REQUEST: Using the listing below, extract each line that has the word "систем" in it.

======== DATA IN THIS EXERCISE

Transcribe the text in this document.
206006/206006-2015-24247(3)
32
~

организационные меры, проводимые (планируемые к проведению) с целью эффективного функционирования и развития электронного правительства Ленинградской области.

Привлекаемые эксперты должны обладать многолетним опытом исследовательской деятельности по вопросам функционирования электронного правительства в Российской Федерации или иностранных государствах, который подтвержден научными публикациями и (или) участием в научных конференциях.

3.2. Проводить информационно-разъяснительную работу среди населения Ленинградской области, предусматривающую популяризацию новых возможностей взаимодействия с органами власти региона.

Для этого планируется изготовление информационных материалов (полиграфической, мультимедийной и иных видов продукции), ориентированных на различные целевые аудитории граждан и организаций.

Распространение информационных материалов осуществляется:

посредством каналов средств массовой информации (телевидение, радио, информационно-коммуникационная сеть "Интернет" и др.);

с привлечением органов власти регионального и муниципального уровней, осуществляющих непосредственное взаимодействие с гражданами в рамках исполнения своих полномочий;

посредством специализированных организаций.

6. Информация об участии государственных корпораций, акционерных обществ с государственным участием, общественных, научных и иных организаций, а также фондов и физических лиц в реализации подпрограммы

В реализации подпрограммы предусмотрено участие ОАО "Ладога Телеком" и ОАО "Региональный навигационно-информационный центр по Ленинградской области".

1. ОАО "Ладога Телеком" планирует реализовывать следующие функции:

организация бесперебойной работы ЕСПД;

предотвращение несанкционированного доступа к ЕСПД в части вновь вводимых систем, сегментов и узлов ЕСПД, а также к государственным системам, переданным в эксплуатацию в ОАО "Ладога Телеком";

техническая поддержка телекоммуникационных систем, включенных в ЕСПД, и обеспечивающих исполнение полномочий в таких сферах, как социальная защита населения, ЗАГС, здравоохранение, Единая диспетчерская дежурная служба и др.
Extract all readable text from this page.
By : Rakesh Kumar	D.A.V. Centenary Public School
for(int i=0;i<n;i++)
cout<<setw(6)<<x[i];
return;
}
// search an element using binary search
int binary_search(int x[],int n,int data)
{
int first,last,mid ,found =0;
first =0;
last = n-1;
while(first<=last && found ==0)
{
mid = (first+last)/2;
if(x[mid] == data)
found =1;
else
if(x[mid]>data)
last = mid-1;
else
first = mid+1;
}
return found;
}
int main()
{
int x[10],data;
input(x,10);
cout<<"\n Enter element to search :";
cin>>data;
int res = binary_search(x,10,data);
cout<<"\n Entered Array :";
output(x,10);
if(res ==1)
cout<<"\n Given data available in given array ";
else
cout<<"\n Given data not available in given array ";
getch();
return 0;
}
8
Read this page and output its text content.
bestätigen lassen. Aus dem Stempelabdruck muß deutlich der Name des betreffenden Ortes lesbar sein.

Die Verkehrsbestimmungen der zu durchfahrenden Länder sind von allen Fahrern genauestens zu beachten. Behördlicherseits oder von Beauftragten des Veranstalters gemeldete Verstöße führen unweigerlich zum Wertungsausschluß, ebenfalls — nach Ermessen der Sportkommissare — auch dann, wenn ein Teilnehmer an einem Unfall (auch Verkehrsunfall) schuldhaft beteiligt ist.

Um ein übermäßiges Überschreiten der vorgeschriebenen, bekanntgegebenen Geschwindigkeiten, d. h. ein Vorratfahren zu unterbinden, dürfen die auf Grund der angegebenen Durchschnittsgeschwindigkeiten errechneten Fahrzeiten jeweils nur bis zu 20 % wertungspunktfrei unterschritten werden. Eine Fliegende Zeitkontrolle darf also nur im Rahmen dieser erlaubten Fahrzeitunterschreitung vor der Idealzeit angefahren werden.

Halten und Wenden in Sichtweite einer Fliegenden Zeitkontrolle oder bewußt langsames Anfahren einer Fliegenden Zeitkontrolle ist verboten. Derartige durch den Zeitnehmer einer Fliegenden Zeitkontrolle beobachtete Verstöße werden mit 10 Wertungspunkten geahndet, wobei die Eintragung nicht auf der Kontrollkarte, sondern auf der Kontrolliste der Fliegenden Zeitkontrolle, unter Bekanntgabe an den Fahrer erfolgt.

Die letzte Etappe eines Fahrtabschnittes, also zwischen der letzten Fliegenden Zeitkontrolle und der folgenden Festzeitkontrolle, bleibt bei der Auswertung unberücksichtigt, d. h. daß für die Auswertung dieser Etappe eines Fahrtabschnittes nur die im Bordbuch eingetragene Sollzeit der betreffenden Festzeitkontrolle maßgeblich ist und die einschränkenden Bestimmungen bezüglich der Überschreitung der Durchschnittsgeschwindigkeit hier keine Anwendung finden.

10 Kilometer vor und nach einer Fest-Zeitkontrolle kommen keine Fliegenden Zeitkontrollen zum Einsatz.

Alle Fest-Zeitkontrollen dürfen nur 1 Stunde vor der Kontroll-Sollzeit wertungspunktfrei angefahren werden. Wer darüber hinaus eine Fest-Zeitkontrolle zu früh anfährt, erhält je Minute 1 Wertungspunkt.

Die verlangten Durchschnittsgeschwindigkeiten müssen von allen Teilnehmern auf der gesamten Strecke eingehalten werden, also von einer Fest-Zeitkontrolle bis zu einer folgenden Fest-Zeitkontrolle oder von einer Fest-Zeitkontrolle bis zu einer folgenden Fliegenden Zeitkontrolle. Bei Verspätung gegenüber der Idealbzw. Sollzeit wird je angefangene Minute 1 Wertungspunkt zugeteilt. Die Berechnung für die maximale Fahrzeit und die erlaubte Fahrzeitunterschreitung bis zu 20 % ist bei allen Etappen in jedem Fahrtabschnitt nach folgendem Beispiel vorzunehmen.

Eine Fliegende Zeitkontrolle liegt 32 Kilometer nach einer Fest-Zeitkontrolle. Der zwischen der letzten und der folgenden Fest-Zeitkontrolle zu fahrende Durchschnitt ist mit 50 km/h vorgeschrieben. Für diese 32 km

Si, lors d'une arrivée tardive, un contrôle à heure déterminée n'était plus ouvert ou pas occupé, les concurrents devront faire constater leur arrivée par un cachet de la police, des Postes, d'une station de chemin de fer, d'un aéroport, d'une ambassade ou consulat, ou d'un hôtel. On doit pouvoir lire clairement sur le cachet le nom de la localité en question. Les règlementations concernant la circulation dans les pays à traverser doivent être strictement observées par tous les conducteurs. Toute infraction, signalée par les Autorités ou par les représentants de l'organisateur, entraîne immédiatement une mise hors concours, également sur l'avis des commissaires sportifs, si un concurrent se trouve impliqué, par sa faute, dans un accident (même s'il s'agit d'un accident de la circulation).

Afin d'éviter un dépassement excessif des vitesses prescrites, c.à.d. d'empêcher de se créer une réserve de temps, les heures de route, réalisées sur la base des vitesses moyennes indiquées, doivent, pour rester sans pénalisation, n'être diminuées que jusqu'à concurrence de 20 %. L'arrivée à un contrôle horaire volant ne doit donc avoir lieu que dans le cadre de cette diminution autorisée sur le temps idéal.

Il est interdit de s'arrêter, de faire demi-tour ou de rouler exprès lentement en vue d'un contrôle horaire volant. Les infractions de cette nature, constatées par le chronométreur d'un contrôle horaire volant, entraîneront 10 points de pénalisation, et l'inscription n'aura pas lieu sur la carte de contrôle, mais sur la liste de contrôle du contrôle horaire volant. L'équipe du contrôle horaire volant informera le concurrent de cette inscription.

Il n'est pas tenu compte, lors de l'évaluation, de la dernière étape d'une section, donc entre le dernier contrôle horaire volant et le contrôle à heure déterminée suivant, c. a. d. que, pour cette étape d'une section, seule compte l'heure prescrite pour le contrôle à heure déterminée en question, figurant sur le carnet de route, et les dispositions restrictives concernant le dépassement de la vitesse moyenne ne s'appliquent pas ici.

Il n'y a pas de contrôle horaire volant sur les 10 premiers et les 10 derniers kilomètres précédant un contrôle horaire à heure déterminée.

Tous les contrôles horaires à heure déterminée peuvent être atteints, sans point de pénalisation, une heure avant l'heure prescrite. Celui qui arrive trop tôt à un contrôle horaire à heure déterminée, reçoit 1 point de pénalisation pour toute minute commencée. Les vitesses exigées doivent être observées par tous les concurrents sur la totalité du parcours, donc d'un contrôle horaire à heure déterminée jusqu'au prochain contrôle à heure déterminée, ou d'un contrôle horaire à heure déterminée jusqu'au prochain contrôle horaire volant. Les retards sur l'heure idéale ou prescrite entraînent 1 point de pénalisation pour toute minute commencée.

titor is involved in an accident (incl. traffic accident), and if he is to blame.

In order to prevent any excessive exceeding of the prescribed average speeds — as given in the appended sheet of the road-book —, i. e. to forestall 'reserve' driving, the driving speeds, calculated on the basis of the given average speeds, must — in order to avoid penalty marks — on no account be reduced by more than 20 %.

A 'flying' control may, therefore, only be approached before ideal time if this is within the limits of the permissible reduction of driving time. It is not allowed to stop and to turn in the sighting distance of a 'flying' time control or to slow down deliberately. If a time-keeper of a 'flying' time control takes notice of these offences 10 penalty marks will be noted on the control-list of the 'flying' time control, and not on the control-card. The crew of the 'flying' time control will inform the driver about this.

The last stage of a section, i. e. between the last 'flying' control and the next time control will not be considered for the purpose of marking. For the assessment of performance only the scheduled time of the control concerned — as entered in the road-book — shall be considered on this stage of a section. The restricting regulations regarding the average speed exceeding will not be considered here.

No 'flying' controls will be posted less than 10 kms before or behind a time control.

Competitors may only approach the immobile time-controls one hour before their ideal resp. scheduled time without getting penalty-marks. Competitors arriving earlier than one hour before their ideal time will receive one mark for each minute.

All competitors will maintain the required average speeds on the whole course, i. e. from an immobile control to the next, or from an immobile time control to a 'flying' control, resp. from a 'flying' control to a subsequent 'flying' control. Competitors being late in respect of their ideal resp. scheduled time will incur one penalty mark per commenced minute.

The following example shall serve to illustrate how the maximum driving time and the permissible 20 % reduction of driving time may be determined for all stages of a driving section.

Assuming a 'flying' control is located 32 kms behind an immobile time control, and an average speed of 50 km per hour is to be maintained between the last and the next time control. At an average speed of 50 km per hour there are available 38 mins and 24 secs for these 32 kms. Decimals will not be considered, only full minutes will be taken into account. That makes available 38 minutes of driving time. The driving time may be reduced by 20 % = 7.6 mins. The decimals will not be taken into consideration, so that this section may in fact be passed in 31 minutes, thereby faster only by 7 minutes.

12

================

FINISHED TASK:
предотвращение несанкционированного доступа к ЕСПД в части вновь вводимых систем, сегментов и узлов ЕСПД, а также к государственным системам, переданным в эксплуатацию в ОАО "Ладога Телеком";
техническая поддержка телекоммуникационных систем, включенных в ЕСПД, и обеспечивающих исполнение полномочий в таких сферах, как социальная защита населения, ЗАГС, здравоохранение, Единая диспетчерская дежурная служба и др.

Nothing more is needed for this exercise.